> _PROBLEM STATEMENT_: Print out the material that follows word for word.

> _GIVEN INFORMATION_:
[Start]

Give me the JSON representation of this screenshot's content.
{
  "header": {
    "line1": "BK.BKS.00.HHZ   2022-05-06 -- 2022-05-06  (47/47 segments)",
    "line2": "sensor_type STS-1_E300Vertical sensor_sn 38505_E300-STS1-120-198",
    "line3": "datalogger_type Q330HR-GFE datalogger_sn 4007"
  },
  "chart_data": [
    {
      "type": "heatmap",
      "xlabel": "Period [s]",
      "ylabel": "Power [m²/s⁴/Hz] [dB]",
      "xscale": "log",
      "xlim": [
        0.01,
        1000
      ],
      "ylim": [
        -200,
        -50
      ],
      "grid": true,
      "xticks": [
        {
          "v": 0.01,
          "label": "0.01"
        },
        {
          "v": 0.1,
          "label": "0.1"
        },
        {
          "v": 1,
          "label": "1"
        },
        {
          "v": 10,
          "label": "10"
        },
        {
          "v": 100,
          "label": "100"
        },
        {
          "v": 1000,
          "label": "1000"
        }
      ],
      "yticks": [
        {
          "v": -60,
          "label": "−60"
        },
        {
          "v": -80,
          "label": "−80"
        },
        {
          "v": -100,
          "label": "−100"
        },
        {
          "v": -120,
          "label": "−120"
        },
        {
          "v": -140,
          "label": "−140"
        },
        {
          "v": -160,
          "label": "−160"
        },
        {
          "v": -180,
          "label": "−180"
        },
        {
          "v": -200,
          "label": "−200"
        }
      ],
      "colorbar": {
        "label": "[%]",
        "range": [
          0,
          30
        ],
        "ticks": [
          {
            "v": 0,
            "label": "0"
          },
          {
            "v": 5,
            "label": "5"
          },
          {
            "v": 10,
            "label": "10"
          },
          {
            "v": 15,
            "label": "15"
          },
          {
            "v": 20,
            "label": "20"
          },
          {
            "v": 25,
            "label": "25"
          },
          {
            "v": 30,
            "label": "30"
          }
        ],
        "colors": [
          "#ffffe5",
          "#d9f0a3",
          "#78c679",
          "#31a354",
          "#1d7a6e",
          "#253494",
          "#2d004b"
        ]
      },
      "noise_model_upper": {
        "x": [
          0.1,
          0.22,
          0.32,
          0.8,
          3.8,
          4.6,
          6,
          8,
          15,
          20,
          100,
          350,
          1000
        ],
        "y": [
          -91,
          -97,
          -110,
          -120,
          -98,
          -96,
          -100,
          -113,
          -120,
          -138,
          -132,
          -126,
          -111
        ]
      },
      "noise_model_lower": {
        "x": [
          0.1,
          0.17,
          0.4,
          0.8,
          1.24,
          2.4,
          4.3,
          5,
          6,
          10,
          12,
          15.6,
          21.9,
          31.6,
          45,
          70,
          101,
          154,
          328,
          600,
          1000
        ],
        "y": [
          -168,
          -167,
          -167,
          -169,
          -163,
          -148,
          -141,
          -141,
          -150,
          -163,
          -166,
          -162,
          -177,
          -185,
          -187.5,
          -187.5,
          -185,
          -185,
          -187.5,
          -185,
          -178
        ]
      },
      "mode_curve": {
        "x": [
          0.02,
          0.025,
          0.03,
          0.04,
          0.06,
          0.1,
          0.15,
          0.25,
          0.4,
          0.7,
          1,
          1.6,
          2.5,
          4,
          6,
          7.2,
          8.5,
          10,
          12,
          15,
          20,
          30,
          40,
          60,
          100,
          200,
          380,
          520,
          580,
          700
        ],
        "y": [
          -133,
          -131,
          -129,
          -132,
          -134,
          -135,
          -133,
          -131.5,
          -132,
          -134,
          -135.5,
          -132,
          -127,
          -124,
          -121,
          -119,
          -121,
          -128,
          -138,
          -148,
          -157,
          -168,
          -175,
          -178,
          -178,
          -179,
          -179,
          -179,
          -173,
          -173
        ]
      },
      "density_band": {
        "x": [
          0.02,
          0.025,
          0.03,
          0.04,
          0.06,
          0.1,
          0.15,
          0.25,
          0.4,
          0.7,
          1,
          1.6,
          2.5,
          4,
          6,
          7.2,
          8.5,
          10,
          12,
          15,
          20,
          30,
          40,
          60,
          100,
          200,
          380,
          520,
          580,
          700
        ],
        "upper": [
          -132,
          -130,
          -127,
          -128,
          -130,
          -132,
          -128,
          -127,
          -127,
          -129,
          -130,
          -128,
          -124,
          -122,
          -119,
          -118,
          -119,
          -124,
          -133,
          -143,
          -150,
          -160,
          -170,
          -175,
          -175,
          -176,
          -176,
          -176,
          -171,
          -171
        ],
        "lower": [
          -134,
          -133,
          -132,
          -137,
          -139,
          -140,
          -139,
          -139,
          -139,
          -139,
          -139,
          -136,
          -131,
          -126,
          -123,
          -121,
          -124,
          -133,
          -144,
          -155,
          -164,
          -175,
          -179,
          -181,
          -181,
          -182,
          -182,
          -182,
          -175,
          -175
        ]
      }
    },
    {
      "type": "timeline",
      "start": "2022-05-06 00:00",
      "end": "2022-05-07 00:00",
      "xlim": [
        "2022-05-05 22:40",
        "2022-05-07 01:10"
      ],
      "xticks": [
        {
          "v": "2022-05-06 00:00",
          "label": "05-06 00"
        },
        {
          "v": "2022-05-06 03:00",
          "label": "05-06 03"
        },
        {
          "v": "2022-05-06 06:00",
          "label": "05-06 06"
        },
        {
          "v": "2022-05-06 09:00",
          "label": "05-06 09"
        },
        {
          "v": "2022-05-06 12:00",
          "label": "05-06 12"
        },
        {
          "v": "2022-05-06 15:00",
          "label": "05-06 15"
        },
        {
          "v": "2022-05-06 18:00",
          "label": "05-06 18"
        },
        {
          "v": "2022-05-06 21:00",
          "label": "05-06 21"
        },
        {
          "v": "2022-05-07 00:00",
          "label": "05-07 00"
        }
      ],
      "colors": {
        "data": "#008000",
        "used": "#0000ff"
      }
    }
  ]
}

[End]

> _SOLUTION_:
Give me the JSON representation of this screenshot's content.
{
  "header": {
    "line1": "BK.BKS.00.HHZ   2022-05-06 -- 2022-05-06  (47/47 segments)",
    "line2": "sensor_type STS-1_E300Vertical sensor_sn 38505_E300-STS1-120-198",
    "line3": "datalogger_type Q330HR-GFE datalogger_sn 4007"
  },
  "chart_data": [
    {
      "type": "heatmap",
      "xlabel": "Period [s]",
      "ylabel": "Power [m²/s⁴/Hz] [dB]",
      "xscale": "log",
      "xlim": [
        0.01,
        1000
      ],
      "ylim": [
        -200,
        -50
      ],
      "grid": true,
      "xticks": [
        {
          "v": 0.01,
          "label": "0.01"
        },
        {
          "v": 0.1,
          "label": "0.1"
        },
        {
          "v": 1,
          "label": "1"
        },
        {
          "v": 10,
          "label": "10"
        },
        {
          "v": 100,
          "label": "100"
        },
        {
          "v": 1000,
          "label": "1000"
        }
      ],
      "yticks": [
        {
          "v": -60,
          "label": "−60"
        },
        {
          "v": -80,
          "label": "−80"
        },
        {
          "v": -100,
          "label": "−100"
        },
        {
          "v": -120,
          "label": "−120"
        },
        {
          "v": -140,
          "label": "−140"
        },
        {
          "v": -160,
          "label": "−160"
        },
        {
          "v": -180,
          "label": "−180"
        },
        {
          "v": -200,
          "label": "−200"
        }
      ],
      "colorbar": {
        "label": "[%]",
        "range": [
          0,
          30
        ],
        "ticks": [
          {
            "v": 0,
            "label": "0"
          },
          {
            "v": 5,
            "label": "5"
          },
          {
            "v": 10,
            "label": "10"
          },
          {
            "v": 15,
            "label": "15"
          },
          {
            "v": 20,
            "label": "20"
          },
          {
            "v": 25,
            "label": "25"
          },
          {
            "v": 30,
            "label": "30"
          }
        ],
        "colors": [
          "#ffffe5",
          "#d9f0a3",
          "#78c679",
          "#31a354",
          "#1d7a6e",
          "#253494",
          "#2d004b"
        ]
      },
      "noise_model_upper": {
        "x": [
          0.1,
          0.22,
          0.32,
          0.8,
          3.8,
          4.6,
          6,
          8,
          15,
          20,
          100,
          350,
          1000
        ],
        "y": [
          -91,
          -97,
          -110,
          -120,
          -98,
          -96,
          -100,
          -113,
          -120,
          -138,
          -132,
          -126,
          -111
        ]
      },
      "noise_model_lower": {
        "x": [
          0.1,
          0.17,
          0.4,
          0.8,
          1.24,
          2.4,
          4.3,
          5,
          6,
          10,
          12,
          15.6,
          21.9,
          31.6,
          45,
          70,
          101,
          154,
          328,
          600,
          1000
        ],
        "y": [
          -168,
          -167,
          -167,
          -169,
          -163,
          -148,
          -141,
          -141,
          -150,
          -163,
          -166,
          -162,
          -177,
          -185,
          -187.5,
          -187.5,
          -185,
          -185,
          -187.5,
          -185,
          -178
        ]
      },
      "mode_curve": {
        "x": [
          0.02,
          0.025,
          0.03,
          0.04,
          0.06,
          0.1,
          0.15,
          0.25,
          0.4,
          0.7,
          1,
          1.6,
          2.5,
          4,
          6,
          7.2,
          8.5,
          10,
          12,
          15,
          20,
          30,
          40,
          60,
          100,
          200,
          380,
          520,
          580,
          700
        ],
        "y": [
          -133,
          -131,
          -129,
          -132,
          -134,
          -135,
          -133,
          -131.5,
          -132,
          -134,
          -135.5,
          -132,
          -127,
          -124,
          -121,
          -119,
          -121,
          -128,
          -138,
          -148,
          -157,
          -168,
          -175,
          -178,
          -178,
          -179,
          -179,
          -179,
          -173,
          -173
        ]
      },
      "density_band": {
        "x": [
          0.02,
          0.025,
          0.03,
          0.04,
          0.06,
          0.1,
          0.15,
          0.25,
          0.4,
          0.7,
          1,
          1.6,
          2.5,
          4,
          6,
          7.2,
          8.5,
          10,
          12,
          15,
          20,
          30,
          40,
          60,
          100,
          200,
          380,
          520,
          580,
          700
        ],
        "upper": [
          -132,
          -130,
          -127,
          -128,
          -130,
          -132,
          -128,
          -127,
          -127,
          -129,
          -130,
          -128,
          -124,
          -122,
          -119,
          -118,
          -119,
          -124,
          -133,
          -143,
          -150,
          -160,
          -170,
          -175,
          -175,
          -176,
          -176,
          -176,
          -171,
          -171
        ],
        "lower": [
          -134,
          -133,
          -132,
          -137,
          -139,
          -140,
          -139,
          -139,
          -139,
          -139,
          -139,
          -136,
          -131,
          -126,
          -123,
          -121,
          -124,
          -133,
          -144,
          -155,
          -164,
          -175,
          -179,
          -181,
          -181,
          -182,
          -182,
          -182,
          -175,
          -175
        ]
      }
    },
    {
      "type": "timeline",
      "start": "2022-05-06 00:00",
      "end": "2022-05-07 00:00",
      "xlim": [
        "2022-05-05 22:40",
        "2022-05-07 01:10"
      ],
      "xticks": [
        {
          "v": "2022-05-06 00:00",
          "label": "05-06 00"
        },
        {
          "v": "2022-05-06 03:00",
          "label": "05-06 03"
        },
        {
          "v": "2022-05-06 06:00",
          "label": "05-06 06"
        },
        {
          "v": "2022-05-06 09:00",
          "label": "05-06 09"
        },
        {
          "v": "2022-05-06 12:00",
          "label": "05-06 12"
        },
        {
          "v": "2022-05-06 15:00",
          "label": "05-06 15"
        },
        {
          "v": "2022-05-06 18:00",
          "label": "05-06 18"
        },
        {
          "v": "2022-05-06 21:00",
          "label": "05-06 21"
        },
        {
          "v": "2022-05-07 00:00",
          "label": "05-07 00"
        }
      ],
      "colors": {
        "data": "#008000",
        "used": "#0000ff"
      }
    }
  ]
}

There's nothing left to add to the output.